§ **ZU ERLEDIGENDE AUFGABE**:
Beantworten Sie anhand der Forumsdiskussion zur Kollisionserkennung bei Drag & Drop die folgenden Fragen:
(a) In welcher Umgebung möchte whitebrazilian die Kisten per Drag & Drop verschieben?
(b) Welche Möglichkeiten nennt Evil-Devil in seinem ersten Beitrag für den Umgang mit der Kiste?
(c) Wie beurteilt Evil-Devil alles, was den Enduser in einem Editor „einschränkt“?

# Collision Detection/Prevention bei Drag & Drop



## whitebrazilian (1. Jun 2011)

Hallo,

ich würde gerne in Java 3D Kisten per Drag & Drop verschieben und vor einer Wand absetzen. Dazu benötige ich eben eine Kollisionserkennung die mir sagt, dass dort eine Wand ist und dass man jetzt die Kiste nicht mehr in diese Richtung bewegen kann.
Wie könnte ich sowas denn implementieren? Der CollisionDetector sollte nicht das Problem sein, nur habe ich keine wirkliche Vorstellung wie ich die Bewegung in die "Wandrichtung" dann unterbinde.

Vielen Dank schon mal!


----------



## Evil-Devil (1. Jun 2011)

Du könntest die Kiste rot färben und oder an die letzte mögliche Position setzen bzw. wenn der Nutzer versucht die Kiste abzusetzen an ihren Ursprungsort zurücksetzen.

Ist eher die Frage wie sehr du den User ärgern willst


----------



## whitebrazilian (2. Jun 2011)

Danke, für die Antwort. Meine Frage zielte aber eher darauf ab, wie ich in Java verhindere, dass die Kiste weiter "in Wandrichtung" verschoben werden kann. Dass die Kiste also nicht durch die Wand manövriert werden kann, sondern "diese Bewegungsrichtung" deaktiviert wird.


----------



## Evil-Devil (3. Jun 2011)

Soweit würde ich gar nicht gehen. ALles was den Enduser in einem Editor "einschränkt" ist schlecht. 

Abfangen kannst es imo nur wenn du direkt bei der Auswahl der Box abfragst in welche Richtungen noch Platz zum verschieben ist. Oder das direkt am Objekt-Status im Editor hinterlegst. Dann musst nicht jedes Mal abfragen ob es in die Richtung geht ^^


----------



## whitebrazilian (5. Jun 2011)

Hey,

entschuldige die späte Antwort. Du meinst also, dass ich dem "Kistenobjekt" mitgeben soll in welche Richtung es noch kann, bzw. welche Richtung blockiert ist?

§ **EINTRÄGE IM DATENSATZ**:
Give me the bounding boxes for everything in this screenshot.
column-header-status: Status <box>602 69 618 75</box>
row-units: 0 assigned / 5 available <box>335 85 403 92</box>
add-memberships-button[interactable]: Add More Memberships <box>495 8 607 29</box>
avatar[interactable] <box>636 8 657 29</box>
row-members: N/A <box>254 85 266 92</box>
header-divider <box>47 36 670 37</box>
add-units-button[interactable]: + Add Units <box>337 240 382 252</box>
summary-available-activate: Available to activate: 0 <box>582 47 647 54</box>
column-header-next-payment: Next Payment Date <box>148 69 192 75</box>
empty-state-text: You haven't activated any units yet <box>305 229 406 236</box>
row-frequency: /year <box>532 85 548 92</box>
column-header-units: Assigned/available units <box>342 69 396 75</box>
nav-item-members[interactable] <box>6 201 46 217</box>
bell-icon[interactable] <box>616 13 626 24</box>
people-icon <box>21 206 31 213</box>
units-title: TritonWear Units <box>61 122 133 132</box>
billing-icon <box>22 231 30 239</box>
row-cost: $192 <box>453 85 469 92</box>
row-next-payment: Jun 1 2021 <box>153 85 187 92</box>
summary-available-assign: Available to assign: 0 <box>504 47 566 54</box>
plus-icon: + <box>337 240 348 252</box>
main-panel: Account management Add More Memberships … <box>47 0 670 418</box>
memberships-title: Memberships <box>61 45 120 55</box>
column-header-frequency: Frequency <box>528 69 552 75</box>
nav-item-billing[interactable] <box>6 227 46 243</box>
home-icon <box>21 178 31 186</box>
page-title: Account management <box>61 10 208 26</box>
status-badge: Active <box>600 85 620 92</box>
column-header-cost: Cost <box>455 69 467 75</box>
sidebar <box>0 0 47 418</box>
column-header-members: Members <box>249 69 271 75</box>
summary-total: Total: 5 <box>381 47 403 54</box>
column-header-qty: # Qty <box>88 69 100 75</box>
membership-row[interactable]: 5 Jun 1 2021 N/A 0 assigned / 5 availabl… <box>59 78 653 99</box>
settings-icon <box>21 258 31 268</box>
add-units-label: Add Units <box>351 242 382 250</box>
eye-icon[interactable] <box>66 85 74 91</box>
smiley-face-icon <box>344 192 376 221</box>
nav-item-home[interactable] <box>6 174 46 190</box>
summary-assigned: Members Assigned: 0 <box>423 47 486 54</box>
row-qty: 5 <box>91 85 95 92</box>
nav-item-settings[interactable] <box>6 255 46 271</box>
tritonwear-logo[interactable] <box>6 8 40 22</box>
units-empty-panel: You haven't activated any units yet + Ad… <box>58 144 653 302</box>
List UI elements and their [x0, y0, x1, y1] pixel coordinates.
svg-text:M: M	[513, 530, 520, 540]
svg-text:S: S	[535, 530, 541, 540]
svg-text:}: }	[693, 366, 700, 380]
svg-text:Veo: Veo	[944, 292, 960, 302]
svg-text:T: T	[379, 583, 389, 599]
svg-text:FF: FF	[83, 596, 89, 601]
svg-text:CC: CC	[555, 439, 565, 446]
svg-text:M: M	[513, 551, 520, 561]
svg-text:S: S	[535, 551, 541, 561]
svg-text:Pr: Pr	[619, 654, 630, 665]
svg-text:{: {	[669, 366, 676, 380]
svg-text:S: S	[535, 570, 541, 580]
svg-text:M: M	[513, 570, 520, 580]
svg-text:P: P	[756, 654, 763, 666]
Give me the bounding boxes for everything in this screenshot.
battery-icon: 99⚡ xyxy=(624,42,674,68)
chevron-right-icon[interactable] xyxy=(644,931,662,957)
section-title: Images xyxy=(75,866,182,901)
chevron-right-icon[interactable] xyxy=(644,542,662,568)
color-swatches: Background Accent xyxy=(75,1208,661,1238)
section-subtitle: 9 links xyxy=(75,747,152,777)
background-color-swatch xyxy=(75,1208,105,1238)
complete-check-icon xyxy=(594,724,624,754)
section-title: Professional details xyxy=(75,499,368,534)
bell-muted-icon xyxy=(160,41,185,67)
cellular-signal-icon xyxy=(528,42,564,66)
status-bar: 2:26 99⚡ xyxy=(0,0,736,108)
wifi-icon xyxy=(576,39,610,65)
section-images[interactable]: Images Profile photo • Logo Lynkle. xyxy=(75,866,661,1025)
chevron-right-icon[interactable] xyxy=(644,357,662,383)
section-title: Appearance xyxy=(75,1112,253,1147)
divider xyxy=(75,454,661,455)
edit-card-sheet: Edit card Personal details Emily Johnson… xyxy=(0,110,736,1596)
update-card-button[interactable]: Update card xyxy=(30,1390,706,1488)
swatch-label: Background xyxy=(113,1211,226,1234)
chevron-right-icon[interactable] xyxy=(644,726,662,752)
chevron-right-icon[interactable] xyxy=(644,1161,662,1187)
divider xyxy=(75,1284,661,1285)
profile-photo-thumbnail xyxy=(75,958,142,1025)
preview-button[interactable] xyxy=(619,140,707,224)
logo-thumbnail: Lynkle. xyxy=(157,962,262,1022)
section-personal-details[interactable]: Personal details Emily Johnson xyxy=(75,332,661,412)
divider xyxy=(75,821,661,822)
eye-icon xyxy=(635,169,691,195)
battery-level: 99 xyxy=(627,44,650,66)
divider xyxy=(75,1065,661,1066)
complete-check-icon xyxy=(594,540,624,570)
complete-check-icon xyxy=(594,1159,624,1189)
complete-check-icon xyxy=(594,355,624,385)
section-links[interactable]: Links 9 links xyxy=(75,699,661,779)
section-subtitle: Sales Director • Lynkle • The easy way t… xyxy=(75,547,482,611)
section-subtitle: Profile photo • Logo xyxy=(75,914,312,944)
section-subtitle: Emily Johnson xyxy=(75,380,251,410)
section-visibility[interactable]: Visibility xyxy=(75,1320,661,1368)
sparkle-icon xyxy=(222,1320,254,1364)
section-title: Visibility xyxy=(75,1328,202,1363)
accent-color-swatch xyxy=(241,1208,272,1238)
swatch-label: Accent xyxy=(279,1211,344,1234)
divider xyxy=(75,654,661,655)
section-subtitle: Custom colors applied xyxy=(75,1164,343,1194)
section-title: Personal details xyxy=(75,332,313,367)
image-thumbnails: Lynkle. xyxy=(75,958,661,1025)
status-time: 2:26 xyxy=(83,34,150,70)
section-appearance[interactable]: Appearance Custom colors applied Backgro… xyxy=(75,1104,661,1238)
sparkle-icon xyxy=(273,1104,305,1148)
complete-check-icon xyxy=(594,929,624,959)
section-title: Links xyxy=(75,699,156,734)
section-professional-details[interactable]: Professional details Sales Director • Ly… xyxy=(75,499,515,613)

§ **ALS ANTWORT**:
(a) In Java 3D.
(b) Die Kiste rot färben, sie an die letzte mögliche Position setzen oder sie beim Absetzen an ihren Ursprungsort zurücksetzen.
(c) Als schlecht.